Below are records to transcribe exactly, without their pictures.

########

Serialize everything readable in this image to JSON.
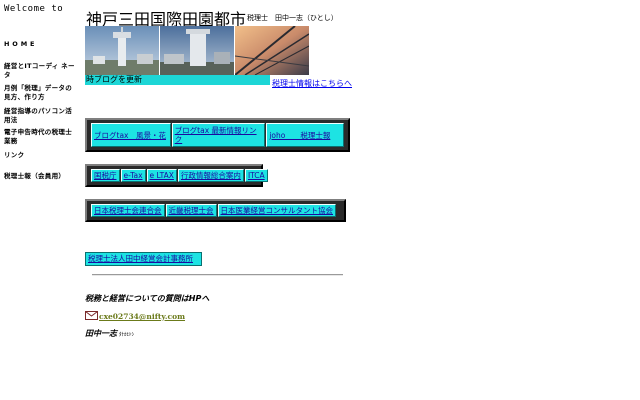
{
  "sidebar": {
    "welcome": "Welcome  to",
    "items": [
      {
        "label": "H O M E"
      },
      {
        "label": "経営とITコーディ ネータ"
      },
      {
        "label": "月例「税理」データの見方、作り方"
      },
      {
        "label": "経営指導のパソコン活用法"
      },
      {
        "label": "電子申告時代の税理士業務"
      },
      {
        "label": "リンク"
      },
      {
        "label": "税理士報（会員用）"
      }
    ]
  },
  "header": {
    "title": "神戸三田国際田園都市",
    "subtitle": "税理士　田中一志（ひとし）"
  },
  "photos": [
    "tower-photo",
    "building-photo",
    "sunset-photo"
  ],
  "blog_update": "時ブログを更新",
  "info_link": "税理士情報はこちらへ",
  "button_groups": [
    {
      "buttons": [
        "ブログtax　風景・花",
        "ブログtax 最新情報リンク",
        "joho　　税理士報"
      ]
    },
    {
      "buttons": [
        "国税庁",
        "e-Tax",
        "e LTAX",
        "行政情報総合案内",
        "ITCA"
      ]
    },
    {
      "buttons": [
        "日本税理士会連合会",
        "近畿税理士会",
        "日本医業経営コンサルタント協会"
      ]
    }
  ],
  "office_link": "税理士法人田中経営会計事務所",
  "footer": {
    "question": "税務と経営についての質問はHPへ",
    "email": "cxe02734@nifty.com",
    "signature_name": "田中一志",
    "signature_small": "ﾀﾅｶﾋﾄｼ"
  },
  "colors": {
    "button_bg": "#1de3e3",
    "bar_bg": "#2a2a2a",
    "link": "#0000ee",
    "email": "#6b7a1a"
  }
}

########

* **TASK SOLUTION**:
Serialize everything readable in this image to JSON.
{
  "sidebar": {
    "welcome": "Welcome  to",
    "items": [
      {
        "label": "H O M E"
      },
      {
        "label": "経営とITコーディ ネータ"
      },
      {
        "label": "月例「税理」データの見方、作り方"
      },
      {
        "label": "経営指導のパソコン活用法"
      },
      {
        "label": "電子申告時代の税理士業務"
      },
      {
        "label": "リンク"
      },
      {
        "label": "税理士報（会員用）"
      }
    ]
  },
  "header": {
    "title": "神戸三田国際田園都市",
    "subtitle": "税理士　田中一志（ひとし）"
  },
  "photos": [
    "tower-photo",
    "building-photo",
    "sunset-photo"
  ],
  "blog_update": "時ブログを更新",
  "info_link": "税理士情報はこちらへ",
  "button_groups": [
    {
      "buttons": [
        "ブログtax　風景・花",
        "ブログtax 最新情報リンク",
        "joho　　税理士報"
      ]
    },
    {
      "buttons": [
        "国税庁",
        "e-Tax",
        "e LTAX",
        "行政情報総合案内",
        "ITCA"
      ]
    },
    {
      "buttons": [
        "日本税理士会連合会",
        "近畿税理士会",
        "日本医業経営コンサルタント協会"
      ]
    }
  ],
  "office_link": "税理士法人田中経営会計事務所",
  "footer": {
    "question": "税務と経営についての質問はHPへ",
    "email": "cxe02734@nifty.com",
    "signature_name": "田中一志",
    "signature_small": "ﾀﾅｶﾋﾄｼ"
  },
  "colors": {
    "button_bg": "#1de3e3",
    "bar_bg": "#2a2a2a",
    "link": "#0000ee",
    "email": "#6b7a1a"
  }
}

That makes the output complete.